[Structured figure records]
________

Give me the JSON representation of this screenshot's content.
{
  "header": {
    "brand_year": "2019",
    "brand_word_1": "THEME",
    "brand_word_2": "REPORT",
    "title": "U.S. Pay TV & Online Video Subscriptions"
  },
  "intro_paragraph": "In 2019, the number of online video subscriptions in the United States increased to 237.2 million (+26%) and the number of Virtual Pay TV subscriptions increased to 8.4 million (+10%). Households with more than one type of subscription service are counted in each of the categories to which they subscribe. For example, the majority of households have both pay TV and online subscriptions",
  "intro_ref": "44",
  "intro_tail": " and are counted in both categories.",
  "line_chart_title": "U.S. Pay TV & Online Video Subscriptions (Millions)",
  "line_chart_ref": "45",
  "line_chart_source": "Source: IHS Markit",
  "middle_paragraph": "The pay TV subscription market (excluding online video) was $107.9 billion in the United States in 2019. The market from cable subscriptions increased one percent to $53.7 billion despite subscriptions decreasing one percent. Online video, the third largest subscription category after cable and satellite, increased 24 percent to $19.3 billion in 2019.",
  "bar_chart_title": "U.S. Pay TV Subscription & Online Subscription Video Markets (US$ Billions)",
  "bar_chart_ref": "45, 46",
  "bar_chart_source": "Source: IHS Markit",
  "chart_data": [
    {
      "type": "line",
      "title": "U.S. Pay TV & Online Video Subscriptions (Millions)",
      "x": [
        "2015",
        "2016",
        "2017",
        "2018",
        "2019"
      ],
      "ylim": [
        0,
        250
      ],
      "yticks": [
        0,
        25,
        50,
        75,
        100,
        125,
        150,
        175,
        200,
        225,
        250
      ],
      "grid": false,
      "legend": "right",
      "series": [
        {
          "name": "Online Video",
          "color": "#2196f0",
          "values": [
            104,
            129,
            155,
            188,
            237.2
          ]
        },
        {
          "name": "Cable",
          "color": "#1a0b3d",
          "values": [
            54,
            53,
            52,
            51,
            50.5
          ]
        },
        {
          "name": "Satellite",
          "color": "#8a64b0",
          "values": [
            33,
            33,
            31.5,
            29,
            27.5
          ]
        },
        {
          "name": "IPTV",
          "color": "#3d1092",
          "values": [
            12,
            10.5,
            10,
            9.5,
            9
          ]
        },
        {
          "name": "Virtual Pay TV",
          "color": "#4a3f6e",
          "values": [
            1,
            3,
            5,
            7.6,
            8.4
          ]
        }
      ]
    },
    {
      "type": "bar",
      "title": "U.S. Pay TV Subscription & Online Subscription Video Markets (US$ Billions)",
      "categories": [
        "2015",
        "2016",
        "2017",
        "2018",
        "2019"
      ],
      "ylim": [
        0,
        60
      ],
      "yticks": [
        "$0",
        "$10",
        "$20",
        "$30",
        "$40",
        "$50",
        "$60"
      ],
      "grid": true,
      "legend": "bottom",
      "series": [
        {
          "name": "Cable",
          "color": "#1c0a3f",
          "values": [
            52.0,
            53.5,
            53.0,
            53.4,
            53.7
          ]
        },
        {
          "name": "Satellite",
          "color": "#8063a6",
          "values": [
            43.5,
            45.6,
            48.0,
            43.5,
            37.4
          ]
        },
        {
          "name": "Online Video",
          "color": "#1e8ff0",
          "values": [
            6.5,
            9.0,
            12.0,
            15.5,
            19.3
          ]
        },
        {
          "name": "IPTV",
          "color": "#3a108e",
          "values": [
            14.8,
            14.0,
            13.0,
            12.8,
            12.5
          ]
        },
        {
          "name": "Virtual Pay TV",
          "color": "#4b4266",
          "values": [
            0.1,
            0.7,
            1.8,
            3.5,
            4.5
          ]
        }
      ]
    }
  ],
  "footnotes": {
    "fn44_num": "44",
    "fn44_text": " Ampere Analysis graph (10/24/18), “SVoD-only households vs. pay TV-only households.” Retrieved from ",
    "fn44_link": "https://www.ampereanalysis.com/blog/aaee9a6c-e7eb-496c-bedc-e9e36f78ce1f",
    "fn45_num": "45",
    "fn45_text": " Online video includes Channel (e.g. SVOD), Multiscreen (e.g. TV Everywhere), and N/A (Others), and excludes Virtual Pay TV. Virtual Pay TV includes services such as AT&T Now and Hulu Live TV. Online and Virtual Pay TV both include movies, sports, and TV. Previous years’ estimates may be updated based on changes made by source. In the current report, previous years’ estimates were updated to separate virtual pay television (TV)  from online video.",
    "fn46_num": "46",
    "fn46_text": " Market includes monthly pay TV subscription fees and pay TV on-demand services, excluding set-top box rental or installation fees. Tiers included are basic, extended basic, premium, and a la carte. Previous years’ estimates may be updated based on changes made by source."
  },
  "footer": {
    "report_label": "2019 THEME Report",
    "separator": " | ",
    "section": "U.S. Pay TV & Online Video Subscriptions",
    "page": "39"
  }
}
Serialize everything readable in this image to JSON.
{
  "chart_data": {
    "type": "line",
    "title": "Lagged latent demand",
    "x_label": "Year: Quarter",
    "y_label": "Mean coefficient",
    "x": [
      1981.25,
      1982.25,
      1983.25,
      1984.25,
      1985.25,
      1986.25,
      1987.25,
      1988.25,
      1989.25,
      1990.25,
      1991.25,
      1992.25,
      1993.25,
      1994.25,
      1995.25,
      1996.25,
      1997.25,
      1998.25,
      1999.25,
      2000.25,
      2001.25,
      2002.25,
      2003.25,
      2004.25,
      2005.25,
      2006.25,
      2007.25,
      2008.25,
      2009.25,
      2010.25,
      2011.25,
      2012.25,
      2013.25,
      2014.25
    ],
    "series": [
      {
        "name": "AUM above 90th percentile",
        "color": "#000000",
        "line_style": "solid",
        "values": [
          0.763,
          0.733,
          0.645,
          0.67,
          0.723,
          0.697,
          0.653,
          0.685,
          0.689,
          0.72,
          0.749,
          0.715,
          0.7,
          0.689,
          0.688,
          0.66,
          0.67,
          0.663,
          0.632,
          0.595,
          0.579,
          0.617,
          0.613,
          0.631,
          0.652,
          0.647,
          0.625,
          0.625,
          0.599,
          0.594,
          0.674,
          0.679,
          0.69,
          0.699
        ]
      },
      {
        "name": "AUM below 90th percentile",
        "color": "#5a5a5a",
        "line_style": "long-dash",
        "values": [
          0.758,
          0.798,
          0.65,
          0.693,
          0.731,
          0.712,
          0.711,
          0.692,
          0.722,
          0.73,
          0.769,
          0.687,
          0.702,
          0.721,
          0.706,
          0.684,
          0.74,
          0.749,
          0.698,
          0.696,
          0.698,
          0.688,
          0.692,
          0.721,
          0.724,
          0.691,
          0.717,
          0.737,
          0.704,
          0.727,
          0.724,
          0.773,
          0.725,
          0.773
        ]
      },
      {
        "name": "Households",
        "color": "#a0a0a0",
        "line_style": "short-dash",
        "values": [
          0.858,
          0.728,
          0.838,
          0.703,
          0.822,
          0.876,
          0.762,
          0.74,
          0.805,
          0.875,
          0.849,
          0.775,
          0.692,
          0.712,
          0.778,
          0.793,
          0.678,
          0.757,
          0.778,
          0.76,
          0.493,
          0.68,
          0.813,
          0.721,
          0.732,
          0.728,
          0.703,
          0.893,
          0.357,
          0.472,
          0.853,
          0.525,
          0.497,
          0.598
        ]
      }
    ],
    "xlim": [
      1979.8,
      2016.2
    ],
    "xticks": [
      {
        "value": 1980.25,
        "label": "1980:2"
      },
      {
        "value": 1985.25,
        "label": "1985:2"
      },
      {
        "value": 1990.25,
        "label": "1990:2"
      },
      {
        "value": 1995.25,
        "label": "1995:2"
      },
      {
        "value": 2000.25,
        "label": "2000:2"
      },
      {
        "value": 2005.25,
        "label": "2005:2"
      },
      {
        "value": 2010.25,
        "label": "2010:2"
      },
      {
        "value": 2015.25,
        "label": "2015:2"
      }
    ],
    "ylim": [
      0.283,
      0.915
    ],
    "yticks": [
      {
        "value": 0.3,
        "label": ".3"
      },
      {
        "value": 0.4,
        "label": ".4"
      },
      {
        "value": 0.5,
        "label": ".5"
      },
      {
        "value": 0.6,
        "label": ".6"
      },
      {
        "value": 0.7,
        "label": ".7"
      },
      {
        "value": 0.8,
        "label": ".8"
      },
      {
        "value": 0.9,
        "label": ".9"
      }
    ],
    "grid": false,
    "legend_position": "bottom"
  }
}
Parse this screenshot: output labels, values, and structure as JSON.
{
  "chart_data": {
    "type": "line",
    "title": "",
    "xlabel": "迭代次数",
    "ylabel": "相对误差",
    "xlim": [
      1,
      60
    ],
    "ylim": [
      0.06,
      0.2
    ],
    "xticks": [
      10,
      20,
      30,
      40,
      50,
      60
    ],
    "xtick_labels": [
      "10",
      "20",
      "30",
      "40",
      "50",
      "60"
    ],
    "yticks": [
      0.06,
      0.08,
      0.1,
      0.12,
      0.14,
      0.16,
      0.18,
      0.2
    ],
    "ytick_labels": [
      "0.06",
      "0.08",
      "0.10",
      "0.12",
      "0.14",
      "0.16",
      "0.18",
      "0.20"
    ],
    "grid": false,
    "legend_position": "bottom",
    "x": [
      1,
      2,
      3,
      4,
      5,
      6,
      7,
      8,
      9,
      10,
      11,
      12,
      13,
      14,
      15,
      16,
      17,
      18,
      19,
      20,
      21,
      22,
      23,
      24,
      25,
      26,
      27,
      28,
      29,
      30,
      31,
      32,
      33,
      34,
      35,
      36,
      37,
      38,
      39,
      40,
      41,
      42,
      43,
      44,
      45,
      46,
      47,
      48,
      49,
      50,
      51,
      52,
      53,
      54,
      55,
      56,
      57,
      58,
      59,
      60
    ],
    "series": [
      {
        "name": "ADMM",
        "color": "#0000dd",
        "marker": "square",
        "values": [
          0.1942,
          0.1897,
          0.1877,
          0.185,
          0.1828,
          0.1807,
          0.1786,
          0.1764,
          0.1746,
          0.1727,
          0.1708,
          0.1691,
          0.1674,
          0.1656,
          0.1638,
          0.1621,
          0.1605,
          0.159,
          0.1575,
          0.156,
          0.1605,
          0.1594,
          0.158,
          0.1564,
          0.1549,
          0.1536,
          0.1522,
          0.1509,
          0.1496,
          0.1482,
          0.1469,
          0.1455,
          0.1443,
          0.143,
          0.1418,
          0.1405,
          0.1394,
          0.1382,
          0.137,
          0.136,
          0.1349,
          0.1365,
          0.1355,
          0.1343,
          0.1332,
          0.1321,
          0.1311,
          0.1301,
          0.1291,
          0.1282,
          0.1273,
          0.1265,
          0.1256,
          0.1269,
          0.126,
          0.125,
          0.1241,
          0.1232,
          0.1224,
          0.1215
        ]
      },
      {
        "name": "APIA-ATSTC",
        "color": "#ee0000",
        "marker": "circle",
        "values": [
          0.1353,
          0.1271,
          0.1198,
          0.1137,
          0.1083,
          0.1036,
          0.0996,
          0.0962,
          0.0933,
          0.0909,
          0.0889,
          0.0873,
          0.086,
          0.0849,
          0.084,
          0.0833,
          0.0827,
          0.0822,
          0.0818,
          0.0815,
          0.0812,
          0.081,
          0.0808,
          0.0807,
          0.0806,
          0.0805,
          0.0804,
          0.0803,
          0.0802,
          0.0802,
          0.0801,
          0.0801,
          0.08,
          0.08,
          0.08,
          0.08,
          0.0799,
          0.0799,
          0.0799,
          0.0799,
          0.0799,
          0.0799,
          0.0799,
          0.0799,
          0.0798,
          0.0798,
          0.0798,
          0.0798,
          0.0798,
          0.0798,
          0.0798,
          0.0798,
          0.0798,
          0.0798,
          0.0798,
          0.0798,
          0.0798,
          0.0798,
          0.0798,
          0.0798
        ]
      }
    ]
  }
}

________

Work instructions
Give the number of lines in the entries above that include the string "Markit". No other output is expected.

Exercise output
2